● **Check your understanding**:
(A) Quote the passage on district heating word for word, everything from "That was all" down to "for intermediate storage.".
(B) Write what comes next in the passage on district heating, picking up after its final sentence.

● **Passage provided**:
★ ★ ★ ★ ★


      That was all replaced however with a more continuous feed system. Super-heated water from their geothermal power plants couldn’t be used as it has too high of a load of acids and minerals. Effluent from their ridiculously numerous Geyser fields now provides most of the heat, and a system of continuous mixing-and-distributing means that they have very little need either for conservation or for intermediate storage.

      ALL the homes (with the exception of the very oldest historically sensitive ones) have piped in super-hot water. It is a bit of a mixed blessing : sure its hot, but it really smells vile. All that H2S is just crazy stinky. Funny thing is ‘you get used to it’, and its volatility is also a benefit. You can take showers in the stink-water, come out smelling like something nasty, and by the time you’re dry, all that stink will have evaporated. Crazy, that.

      In any case, municipal investment in hot water from an essentially un-stoppable source (like a nuclear reactor) seems to me to be a good thing. Way more use than just heating the air to get rid of the heat.

    • Yes. For the example a 1 m diameter pipe with 0.1 m thick insulation of 0.1 wmk conductivity and a 70C average dT to ambient would lose about 220 W/m.

      100 km of that would amount to 22 MW. That indeed is a large heat loss; district heating systems would typically be in the 10 to 100 MW range, though China’s big cities might need more.

      So the pipes would need good insulation. Vacuum sealed carbon filled aerogel would be good.

    • Yes, and for that matter, also seawater-to-fresh vacuum distillation plants. The greenhouses like distilled water. So do people, with a modest amount of selected minerals added back in.

★ ★ ★ ★ ★

● **Dataset excerpts**:
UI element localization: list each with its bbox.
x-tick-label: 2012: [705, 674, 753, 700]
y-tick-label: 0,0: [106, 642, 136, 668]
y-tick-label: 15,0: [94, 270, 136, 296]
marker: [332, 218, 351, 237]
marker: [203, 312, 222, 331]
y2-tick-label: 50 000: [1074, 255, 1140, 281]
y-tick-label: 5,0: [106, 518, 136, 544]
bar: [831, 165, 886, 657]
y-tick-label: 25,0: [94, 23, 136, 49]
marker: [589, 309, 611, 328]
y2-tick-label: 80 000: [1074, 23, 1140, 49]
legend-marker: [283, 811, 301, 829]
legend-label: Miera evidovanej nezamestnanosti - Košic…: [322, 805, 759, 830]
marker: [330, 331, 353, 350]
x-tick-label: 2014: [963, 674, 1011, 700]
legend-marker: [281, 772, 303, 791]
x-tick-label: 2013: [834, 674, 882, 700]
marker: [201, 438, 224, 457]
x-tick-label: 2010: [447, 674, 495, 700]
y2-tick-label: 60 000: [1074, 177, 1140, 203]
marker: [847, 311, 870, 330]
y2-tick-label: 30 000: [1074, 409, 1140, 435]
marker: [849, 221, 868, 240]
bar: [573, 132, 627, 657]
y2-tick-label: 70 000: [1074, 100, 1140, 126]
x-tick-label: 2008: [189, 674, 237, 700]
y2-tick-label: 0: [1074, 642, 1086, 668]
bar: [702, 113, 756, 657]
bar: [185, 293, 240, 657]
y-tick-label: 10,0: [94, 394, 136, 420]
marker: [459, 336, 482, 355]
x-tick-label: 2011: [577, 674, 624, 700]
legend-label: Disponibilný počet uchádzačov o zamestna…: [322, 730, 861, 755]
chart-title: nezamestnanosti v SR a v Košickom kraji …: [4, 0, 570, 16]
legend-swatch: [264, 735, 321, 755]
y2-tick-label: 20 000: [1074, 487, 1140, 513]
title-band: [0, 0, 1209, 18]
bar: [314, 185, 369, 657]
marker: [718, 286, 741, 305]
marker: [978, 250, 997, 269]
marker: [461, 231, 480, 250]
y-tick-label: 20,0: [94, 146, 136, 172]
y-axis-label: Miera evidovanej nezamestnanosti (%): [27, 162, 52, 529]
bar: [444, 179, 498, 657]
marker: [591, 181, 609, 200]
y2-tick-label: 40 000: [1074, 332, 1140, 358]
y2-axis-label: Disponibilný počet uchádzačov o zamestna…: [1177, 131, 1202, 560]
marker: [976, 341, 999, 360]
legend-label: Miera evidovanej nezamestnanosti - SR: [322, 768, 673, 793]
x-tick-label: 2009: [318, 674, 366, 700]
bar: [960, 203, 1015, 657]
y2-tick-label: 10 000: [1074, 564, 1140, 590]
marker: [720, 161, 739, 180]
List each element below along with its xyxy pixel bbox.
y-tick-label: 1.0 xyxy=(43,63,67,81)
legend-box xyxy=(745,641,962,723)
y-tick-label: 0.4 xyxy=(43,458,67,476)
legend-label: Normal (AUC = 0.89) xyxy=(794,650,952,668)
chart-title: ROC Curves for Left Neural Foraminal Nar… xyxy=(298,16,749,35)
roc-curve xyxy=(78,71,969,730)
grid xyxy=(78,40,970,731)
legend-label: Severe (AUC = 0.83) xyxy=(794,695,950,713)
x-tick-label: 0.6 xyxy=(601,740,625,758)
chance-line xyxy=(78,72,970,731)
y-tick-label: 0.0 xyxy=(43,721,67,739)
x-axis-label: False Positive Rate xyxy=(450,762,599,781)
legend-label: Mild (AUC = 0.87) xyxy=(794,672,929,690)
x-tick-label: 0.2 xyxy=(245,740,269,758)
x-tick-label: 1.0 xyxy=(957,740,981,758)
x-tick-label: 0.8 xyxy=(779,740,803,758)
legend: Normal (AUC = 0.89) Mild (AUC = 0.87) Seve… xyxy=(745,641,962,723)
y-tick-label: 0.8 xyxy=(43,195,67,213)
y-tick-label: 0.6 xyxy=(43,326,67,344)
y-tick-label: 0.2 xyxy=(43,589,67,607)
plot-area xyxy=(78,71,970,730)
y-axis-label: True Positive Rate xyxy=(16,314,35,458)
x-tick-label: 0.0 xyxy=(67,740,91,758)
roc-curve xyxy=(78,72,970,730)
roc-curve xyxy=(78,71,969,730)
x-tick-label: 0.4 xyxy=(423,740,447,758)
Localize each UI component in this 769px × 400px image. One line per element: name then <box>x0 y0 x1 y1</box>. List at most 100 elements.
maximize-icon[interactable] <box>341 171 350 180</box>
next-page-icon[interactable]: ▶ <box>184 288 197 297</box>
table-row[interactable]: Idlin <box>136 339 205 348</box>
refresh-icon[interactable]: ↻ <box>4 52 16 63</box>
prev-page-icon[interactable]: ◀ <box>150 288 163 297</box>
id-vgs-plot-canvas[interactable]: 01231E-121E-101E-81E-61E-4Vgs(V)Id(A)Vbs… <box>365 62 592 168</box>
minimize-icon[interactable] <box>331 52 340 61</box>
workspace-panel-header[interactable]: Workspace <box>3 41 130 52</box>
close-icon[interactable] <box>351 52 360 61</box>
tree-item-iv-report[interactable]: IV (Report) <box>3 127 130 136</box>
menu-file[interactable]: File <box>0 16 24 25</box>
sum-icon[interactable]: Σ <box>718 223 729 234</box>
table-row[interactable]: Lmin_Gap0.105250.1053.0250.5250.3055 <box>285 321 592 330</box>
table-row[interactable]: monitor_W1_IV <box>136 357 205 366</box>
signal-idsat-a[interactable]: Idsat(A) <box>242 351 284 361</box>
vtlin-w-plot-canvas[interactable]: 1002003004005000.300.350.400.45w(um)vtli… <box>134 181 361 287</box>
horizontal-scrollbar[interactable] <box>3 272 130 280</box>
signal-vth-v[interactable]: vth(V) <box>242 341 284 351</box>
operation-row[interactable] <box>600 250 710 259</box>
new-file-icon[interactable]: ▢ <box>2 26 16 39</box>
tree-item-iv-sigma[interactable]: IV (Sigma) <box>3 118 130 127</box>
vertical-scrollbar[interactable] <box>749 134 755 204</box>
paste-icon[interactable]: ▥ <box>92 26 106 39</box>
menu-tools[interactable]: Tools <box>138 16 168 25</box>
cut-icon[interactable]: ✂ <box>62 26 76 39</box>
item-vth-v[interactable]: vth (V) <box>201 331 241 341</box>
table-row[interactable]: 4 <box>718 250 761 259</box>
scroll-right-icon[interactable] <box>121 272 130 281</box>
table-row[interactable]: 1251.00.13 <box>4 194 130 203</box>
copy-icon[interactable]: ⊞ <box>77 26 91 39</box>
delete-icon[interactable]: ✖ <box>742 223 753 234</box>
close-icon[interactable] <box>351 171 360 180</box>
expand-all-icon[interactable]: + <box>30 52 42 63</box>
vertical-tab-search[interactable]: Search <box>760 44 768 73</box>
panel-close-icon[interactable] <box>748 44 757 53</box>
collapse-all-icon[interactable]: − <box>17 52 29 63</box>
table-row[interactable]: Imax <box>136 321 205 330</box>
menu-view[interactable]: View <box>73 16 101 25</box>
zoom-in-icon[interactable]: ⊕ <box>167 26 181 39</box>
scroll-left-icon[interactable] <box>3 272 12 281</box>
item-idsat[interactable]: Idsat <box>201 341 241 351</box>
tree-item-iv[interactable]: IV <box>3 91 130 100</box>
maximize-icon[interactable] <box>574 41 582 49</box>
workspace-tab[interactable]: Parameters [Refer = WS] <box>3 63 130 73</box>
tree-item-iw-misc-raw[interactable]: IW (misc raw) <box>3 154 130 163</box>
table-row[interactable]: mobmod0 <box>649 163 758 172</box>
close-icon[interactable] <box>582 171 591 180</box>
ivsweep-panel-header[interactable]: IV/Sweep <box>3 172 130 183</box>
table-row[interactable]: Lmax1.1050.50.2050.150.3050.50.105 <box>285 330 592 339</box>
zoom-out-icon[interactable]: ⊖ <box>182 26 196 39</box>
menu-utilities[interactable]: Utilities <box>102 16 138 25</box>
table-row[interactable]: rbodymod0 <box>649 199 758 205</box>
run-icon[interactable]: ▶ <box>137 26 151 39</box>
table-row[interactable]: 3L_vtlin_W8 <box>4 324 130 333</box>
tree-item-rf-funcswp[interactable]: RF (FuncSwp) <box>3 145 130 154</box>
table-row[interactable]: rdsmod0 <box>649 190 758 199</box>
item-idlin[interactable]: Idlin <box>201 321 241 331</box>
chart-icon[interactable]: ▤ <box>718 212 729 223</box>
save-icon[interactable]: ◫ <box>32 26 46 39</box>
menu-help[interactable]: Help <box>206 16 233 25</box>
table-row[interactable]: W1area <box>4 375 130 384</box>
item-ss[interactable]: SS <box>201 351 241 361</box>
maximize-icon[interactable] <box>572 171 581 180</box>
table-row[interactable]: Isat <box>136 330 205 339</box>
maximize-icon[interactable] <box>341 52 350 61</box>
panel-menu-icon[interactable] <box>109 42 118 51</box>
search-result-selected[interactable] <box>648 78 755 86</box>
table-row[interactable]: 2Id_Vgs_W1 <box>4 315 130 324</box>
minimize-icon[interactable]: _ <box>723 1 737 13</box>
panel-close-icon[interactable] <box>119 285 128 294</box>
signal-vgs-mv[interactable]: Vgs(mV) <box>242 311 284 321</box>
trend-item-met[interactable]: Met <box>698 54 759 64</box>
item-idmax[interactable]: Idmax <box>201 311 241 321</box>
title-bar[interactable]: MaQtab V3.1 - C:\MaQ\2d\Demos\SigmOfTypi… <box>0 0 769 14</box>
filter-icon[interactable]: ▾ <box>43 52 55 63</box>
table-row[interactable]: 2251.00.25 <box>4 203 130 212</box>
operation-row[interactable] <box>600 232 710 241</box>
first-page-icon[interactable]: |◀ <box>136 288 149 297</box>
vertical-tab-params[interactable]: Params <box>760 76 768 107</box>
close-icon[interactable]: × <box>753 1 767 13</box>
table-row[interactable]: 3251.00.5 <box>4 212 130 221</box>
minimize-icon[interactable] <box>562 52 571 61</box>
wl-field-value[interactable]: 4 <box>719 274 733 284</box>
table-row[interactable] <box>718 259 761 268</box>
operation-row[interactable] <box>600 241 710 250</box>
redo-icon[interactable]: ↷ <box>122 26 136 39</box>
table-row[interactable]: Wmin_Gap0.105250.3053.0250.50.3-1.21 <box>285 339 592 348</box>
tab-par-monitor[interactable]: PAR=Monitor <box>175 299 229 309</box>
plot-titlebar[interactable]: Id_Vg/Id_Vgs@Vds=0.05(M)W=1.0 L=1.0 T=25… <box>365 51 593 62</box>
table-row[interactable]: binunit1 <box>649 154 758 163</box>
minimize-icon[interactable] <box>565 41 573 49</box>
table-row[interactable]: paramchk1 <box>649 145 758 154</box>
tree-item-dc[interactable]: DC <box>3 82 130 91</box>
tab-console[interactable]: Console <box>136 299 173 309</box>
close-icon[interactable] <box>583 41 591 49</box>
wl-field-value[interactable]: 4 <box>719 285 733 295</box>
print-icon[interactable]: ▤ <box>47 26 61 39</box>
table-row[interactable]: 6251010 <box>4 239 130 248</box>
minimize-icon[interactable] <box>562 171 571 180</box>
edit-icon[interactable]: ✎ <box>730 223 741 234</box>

★ ★ ★ ★ ★

● **Responses to the exercise**:
(A)
That was all replaced however with a more continuous feed system. Super-heated water from their geothermal power plants couldn’t be used as it has too high of a load of acids and minerals. Effluent from their ridiculously numerous Geyser fields now provides most of the heat, and a system of continuous mixing-and-distributing means that they have very little need either for conservation or for intermediate storage.

(B)
      It takes about 10 kWh of heat input to vacuum distill 1 m^3 o seawater to a bunch of brine and distillate. Even though the Israelis have pioneered using reverse osmosis at about 3 kWh/m^3 for the same task, all that free heat doesn’t convert at reasonable efficiency to electricity. Might as well use it directly.

      GoatGuy

  3. Long ways to send warm water. Typically, district heating sends low-pressure steam, with heat released by condensation of the steam.

    The steam pressure in a condenser in a nuclear plant is sub-atmospheric in order to maximize the efficiency of the power plant. The cooling water leaving the condenser is typically a little north of 100 degrees F.

    While the nuclear plant has massive amounts of waste energy, the temperature of the waste water is relatively low. Should note about 65% of the energy produced by a nuclear plant is wasted.

    • Presumably they would run a closed water circuit and use that as condenser. Then the vacuum decreases and turbine makes a bit less power when district heating is on. In summer they would run the normal heat sink and operate condenser at higher vacuum for more power?

    • Looks like that waters from a 3rd loop taking heat like a cooling tower. Should have zero in leakage from condensate at lower pressure. Condensate itself is the secondary and would have near zero contamination itself.

  4. May not be the most cost-effective way to provide heat. And it requires the nuclear power plant to be located somewhat near the population center. It also requires a lot of pipes to move the steam around. Heat pumps should be cheaper.

    • You’re neglecting the fact that the nuclear power plant is generating the heat anyway. They’re just using it rather than throwing it away.

      In this particular case the plant was already in existence. It’s not a reactor built specifically to provide steam for heating purposes, they’re just using waste heat for district heating.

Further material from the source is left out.